» Prompt
Please transcribe the data that follows without the pictures, keeping every word the same.

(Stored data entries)
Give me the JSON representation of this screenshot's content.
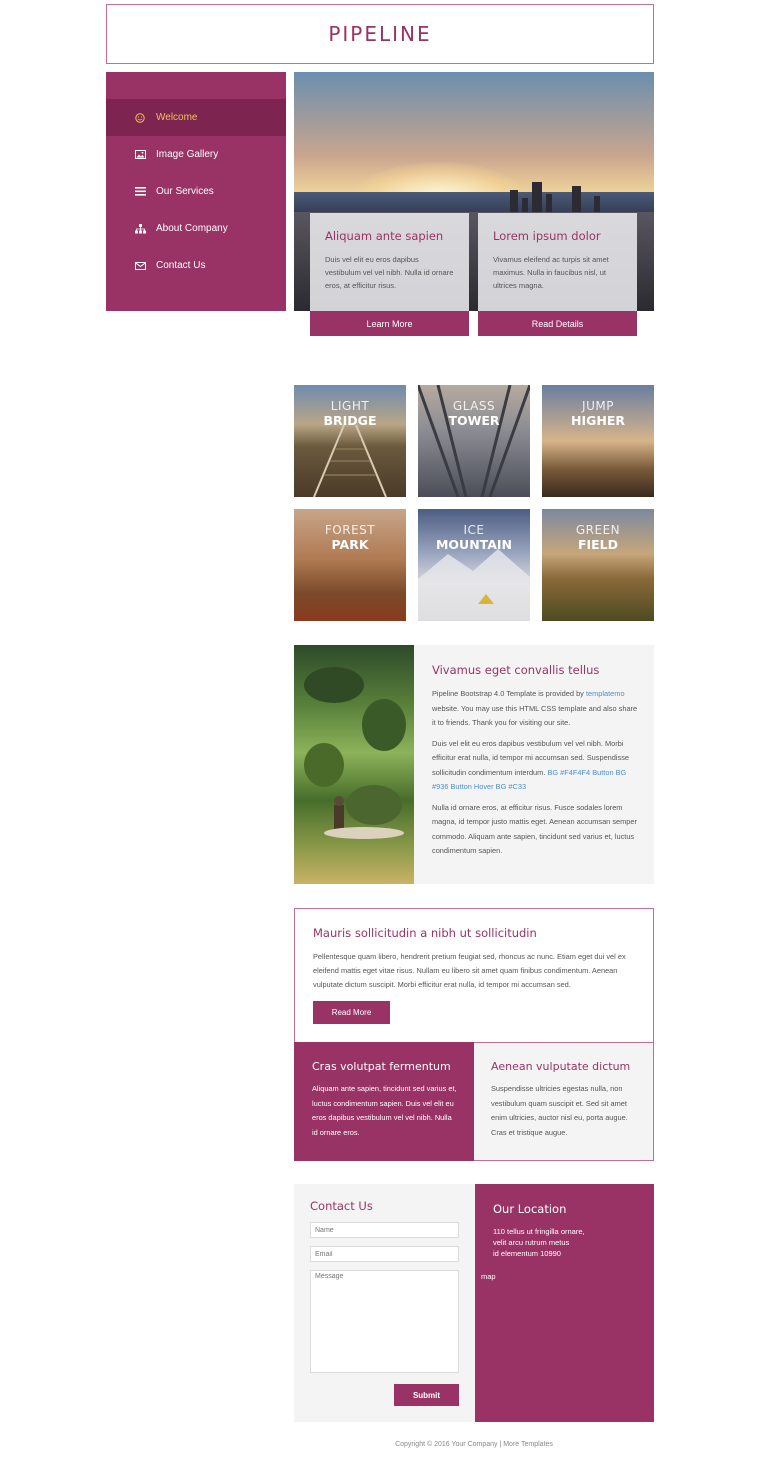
{
  "site": {
    "title": "PIPELINE"
  },
  "nav": {
    "items": [
      {
        "label": "Welcome",
        "icon": "smile-icon",
        "active": true
      },
      {
        "label": "Image Gallery",
        "icon": "image-icon"
      },
      {
        "label": "Our Services",
        "icon": "list-icon"
      },
      {
        "label": "About Company",
        "icon": "sitemap-icon"
      },
      {
        "label": "Contact Us",
        "icon": "envelope-icon"
      }
    ]
  },
  "hero": {
    "cards": [
      {
        "title": "Aliquam ante sapien",
        "text": "Duis vel elit eu eros dapibus vestibulum vel vel nibh. Nulla id ornare eros, at efficitur risus.",
        "button": "Learn More"
      },
      {
        "title": "Lorem ipsum dolor",
        "text": "Vivamus eleifend ac turpis sit amet maximus. Nulla in faucibus nisl, ut ultrices magna.",
        "button": "Read Details"
      }
    ]
  },
  "gallery": {
    "tiles": [
      {
        "line1": "LIGHT",
        "line2": "BRIDGE"
      },
      {
        "line1": "GLASS",
        "line2": "TOWER"
      },
      {
        "line1": "JUMP",
        "line2": "HIGHER"
      },
      {
        "line1": "FOREST",
        "line2": "PARK"
      },
      {
        "line1": "ICE",
        "line2": "MOUNTAIN"
      },
      {
        "line1": "GREEN",
        "line2": "FIELD"
      }
    ]
  },
  "info": {
    "title": "Vivamus eget convallis tellus",
    "p1_pre": "Pipeline Bootstrap 4.0 Template is provided by ",
    "p1_link": "templatemo",
    "p1_post": " website. You may use this HTML CSS template and also share it to friends. Thank you for visiting our site.",
    "p2_pre": "Duis vel elit eu eros dapibus vestibulum vel vel nibh. Morbi efficitur erat nulla, id tempor mi accumsan sed. Suspendisse sollicitudin condimentum interdum. ",
    "p2_link": "BG #F4F4F4 Button BG #936 Button Hover BG #C33",
    "p3": "Nulla id ornare eros, at efficitur risus. Fusce sodales lorem magna, id tempor justo mattis eget. Aenean accumsan semper commodo. Aliquam ante sapien, tincidunt sed varius et, luctus condimentum sapien."
  },
  "mauris": {
    "title": "Mauris sollicitudin a nibh ut sollicitudin",
    "text": "Pellentesque quam libero, hendrerit pretium feugiat sed, rhoncus ac nunc. Etiam eget dui vel ex eleifend mattis eget vitae risus. Nullam eu libero sit amet quam finibus condimentum. Aenean vulputate dictum suscipit. Morbi efficitur erat nulla, id tempor mi accumsan sed.",
    "button": "Read More"
  },
  "cras": {
    "title": "Cras volutpat fermentum",
    "text": "Aliquam ante sapien, tincidunt sed varius et, luctus condimentum sapien. Duis vel elit eu eros dapibus vestibulum vel vel nibh. Nulla id ornare eros."
  },
  "aenean": {
    "title": "Aenean vulputate dictum",
    "text": "Suspendisse ultricies egestas nulla, non vestibulum quam suscipit et. Sed sit amet enim ultricies, auctor nisl eu, porta augue. Cras et tristique augue."
  },
  "contact": {
    "title": "Contact Us",
    "name_placeholder": "Name",
    "email_placeholder": "Email",
    "message_placeholder": "Message",
    "submit": "Submit"
  },
  "location": {
    "title": "Our Location",
    "address_line1": "110 tellus ut fringilla ornare,",
    "address_line2": "velit arcu rutrum metus",
    "address_line3": "id elementum 10990",
    "map_label": "map"
  },
  "footer": {
    "text": "Copyright © 2016 Your Company | More Templates"
  },
  "colors": {
    "brand": "#993366",
    "brand_dark": "#7e2450",
    "active_text": "#f0c05a",
    "panel_bg": "#f4f4f4",
    "link": "#4a8fd1"
  }
}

» Task response
Give me the JSON representation of this screenshot's content.
{
  "site": {
    "title": "PIPELINE"
  },
  "nav": {
    "items": [
      {
        "label": "Welcome",
        "icon": "smile-icon",
        "active": true
      },
      {
        "label": "Image Gallery",
        "icon": "image-icon"
      },
      {
        "label": "Our Services",
        "icon": "list-icon"
      },
      {
        "label": "About Company",
        "icon": "sitemap-icon"
      },
      {
        "label": "Contact Us",
        "icon": "envelope-icon"
      }
    ]
  },
  "hero": {
    "cards": [
      {
        "title": "Aliquam ante sapien",
        "text": "Duis vel elit eu eros dapibus vestibulum vel vel nibh. Nulla id ornare eros, at efficitur risus.",
        "button": "Learn More"
      },
      {
        "title": "Lorem ipsum dolor",
        "text": "Vivamus eleifend ac turpis sit amet maximus. Nulla in faucibus nisl, ut ultrices magna.",
        "button": "Read Details"
      }
    ]
  },
  "gallery": {
    "tiles": [
      {
        "line1": "LIGHT",
        "line2": "BRIDGE"
      },
      {
        "line1": "GLASS",
        "line2": "TOWER"
      },
      {
        "line1": "JUMP",
        "line2": "HIGHER"
      },
      {
        "line1": "FOREST",
        "line2": "PARK"
      },
      {
        "line1": "ICE",
        "line2": "MOUNTAIN"
      },
      {
        "line1": "GREEN",
        "line2": "FIELD"
      }
    ]
  },
  "info": {
    "title": "Vivamus eget convallis tellus",
    "p1_pre": "Pipeline Bootstrap 4.0 Template is provided by ",
    "p1_link": "templatemo",
    "p1_post": " website. You may use this HTML CSS template and also share it to friends. Thank you for visiting our site.",
    "p2_pre": "Duis vel elit eu eros dapibus vestibulum vel vel nibh. Morbi efficitur erat nulla, id tempor mi accumsan sed. Suspendisse sollicitudin condimentum interdum. ",
    "p2_link": "BG #F4F4F4 Button BG #936 Button Hover BG #C33",
    "p3": "Nulla id ornare eros, at efficitur risus. Fusce sodales lorem magna, id tempor justo mattis eget. Aenean accumsan semper commodo. Aliquam ante sapien, tincidunt sed varius et, luctus condimentum sapien."
  },
  "mauris": {
    "title": "Mauris sollicitudin a nibh ut sollicitudin",
    "text": "Pellentesque quam libero, hendrerit pretium feugiat sed, rhoncus ac nunc. Etiam eget dui vel ex eleifend mattis eget vitae risus. Nullam eu libero sit amet quam finibus condimentum. Aenean vulputate dictum suscipit. Morbi efficitur erat nulla, id tempor mi accumsan sed.",
    "button": "Read More"
  },
  "cras": {
    "title": "Cras volutpat fermentum",
    "text": "Aliquam ante sapien, tincidunt sed varius et, luctus condimentum sapien. Duis vel elit eu eros dapibus vestibulum vel vel nibh. Nulla id ornare eros."
  },
  "aenean": {
    "title": "Aenean vulputate dictum",
    "text": "Suspendisse ultricies egestas nulla, non vestibulum quam suscipit et. Sed sit amet enim ultricies, auctor nisl eu, porta augue. Cras et tristique augue."
  },
  "contact": {
    "title": "Contact Us",
    "name_placeholder": "Name",
    "email_placeholder": "Email",
    "message_placeholder": "Message",
    "submit": "Submit"
  },
  "location": {
    "title": "Our Location",
    "address_line1": "110 tellus ut fringilla ornare,",
    "address_line2": "velit arcu rutrum metus",
    "address_line3": "id elementum 10990",
    "map_label": "map"
  },
  "footer": {
    "text": "Copyright © 2016 Your Company | More Templates"
  },
  "colors": {
    "brand": "#993366",
    "brand_dark": "#7e2450",
    "active_text": "#f0c05a",
    "panel_bg": "#f4f4f4",
    "link": "#4a8fd1"
  }
}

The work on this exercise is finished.